> _Dataset records_:

***

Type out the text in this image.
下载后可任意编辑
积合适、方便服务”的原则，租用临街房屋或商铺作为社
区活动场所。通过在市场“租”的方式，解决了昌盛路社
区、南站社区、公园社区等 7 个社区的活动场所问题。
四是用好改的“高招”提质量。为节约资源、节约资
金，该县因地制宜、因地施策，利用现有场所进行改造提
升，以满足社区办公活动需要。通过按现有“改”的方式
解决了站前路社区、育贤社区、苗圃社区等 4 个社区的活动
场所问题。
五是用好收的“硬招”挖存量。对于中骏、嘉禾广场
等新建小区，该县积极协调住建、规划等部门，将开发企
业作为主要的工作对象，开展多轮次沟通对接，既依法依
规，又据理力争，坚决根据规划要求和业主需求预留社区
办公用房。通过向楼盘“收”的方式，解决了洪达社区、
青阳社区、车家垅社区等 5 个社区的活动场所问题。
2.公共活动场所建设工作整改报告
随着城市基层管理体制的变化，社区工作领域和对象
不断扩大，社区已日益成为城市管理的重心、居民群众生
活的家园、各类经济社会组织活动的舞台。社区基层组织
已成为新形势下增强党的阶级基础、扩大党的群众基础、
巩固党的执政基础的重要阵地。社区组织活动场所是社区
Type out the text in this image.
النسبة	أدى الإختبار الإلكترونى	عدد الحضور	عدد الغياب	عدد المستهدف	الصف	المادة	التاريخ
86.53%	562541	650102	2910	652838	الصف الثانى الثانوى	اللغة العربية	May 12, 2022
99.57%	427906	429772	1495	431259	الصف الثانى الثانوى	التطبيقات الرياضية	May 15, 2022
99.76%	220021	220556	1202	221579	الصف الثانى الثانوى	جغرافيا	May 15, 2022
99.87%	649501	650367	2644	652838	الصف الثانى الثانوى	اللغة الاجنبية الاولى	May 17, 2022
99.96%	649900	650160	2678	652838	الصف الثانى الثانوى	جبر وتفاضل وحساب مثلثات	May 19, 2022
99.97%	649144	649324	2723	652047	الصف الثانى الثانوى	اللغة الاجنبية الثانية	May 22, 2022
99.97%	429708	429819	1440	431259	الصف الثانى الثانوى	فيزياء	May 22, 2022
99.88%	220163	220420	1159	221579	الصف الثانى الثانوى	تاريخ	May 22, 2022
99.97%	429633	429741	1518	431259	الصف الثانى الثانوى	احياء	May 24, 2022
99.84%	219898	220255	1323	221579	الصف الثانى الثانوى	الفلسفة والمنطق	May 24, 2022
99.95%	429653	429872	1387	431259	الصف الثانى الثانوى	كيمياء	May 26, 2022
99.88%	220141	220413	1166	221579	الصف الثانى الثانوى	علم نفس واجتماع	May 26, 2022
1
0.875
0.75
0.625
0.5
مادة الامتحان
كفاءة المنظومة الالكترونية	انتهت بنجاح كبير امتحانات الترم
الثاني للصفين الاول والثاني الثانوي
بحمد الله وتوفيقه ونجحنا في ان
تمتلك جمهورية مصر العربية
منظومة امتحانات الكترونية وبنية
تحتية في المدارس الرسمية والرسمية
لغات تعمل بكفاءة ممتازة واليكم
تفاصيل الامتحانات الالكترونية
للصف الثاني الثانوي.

***

> _Short task_:
Produce an exact copy of all the records.

> _Answer to the task_:
Type out the text in this image.
下载后可任意编辑
积合适、方便服务”的原则，租用临街房屋或商铺作为社
区活动场所。通过在市场“租”的方式，解决了昌盛路社
区、南站社区、公园社区等 7 个社区的活动场所问题。
四是用好改的“高招”提质量。为节约资源、节约资
金，该县因地制宜、因地施策，利用现有场所进行改造提
升，以满足社区办公活动需要。通过按现有“改”的方式
解决了站前路社区、育贤社区、苗圃社区等 4 个社区的活动
场所问题。
五是用好收的“硬招”挖存量。对于中骏、嘉禾广场
等新建小区，该县积极协调住建、规划等部门，将开发企
业作为主要的工作对象，开展多轮次沟通对接，既依法依
规，又据理力争，坚决根据规划要求和业主需求预留社区
办公用房。通过向楼盘“收”的方式，解决了洪达社区、
青阳社区、车家垅社区等 5 个社区的活动场所问题。
2.公共活动场所建设工作整改报告
随着城市基层管理体制的变化，社区工作领域和对象
不断扩大，社区已日益成为城市管理的重心、居民群众生
活的家园、各类经济社会组织活动的舞台。社区基层组织
已成为新形势下增强党的阶级基础、扩大党的群众基础、
巩固党的执政基础的重要阵地。社区组织活动场所是社区
Type out the text in this image.
النسبة	أدى الإختبار الإلكترونى	عدد الحضور	عدد الغياب	عدد المستهدف	الصف	المادة	التاريخ
86.53%	562541	650102	2910	652838	الصف الثانى الثانوى	اللغة العربية	May 12, 2022
99.57%	427906	429772	1495	431259	الصف الثانى الثانوى	التطبيقات الرياضية	May 15, 2022
99.76%	220021	220556	1202	221579	الصف الثانى الثانوى	جغرافيا	May 15, 2022
99.87%	649501	650367	2644	652838	الصف الثانى الثانوى	اللغة الاجنبية الاولى	May 17, 2022
99.96%	649900	650160	2678	652838	الصف الثانى الثانوى	جبر وتفاضل وحساب مثلثات	May 19, 2022
99.97%	649144	649324	2723	652047	الصف الثانى الثانوى	اللغة الاجنبية الثانية	May 22, 2022
99.97%	429708	429819	1440	431259	الصف الثانى الثانوى	فيزياء	May 22, 2022
99.88%	220163	220420	1159	221579	الصف الثانى الثانوى	تاريخ	May 22, 2022
99.97%	429633	429741	1518	431259	الصف الثانى الثانوى	احياء	May 24, 2022
99.84%	219898	220255	1323	221579	الصف الثانى الثانوى	الفلسفة والمنطق	May 24, 2022
99.95%	429653	429872	1387	431259	الصف الثانى الثانوى	كيمياء	May 26, 2022
99.88%	220141	220413	1166	221579	الصف الثانى الثانوى	علم نفس واجتماع	May 26, 2022
1
0.875
0.75
0.625
0.5
مادة الامتحان
كفاءة المنظومة الالكترونية	انتهت بنجاح كبير امتحانات الترم
الثاني للصفين الاول والثاني الثانوي
بحمد الله وتوفيقه ونجحنا في ان
تمتلك جمهورية مصر العربية
منظومة امتحانات الكترونية وبنية
تحتية في المدارس الرسمية والرسمية
لغات تعمل بكفاءة ممتازة واليكم
تفاصيل الامتحانات الالكترونية
للصف الثاني الثانوي.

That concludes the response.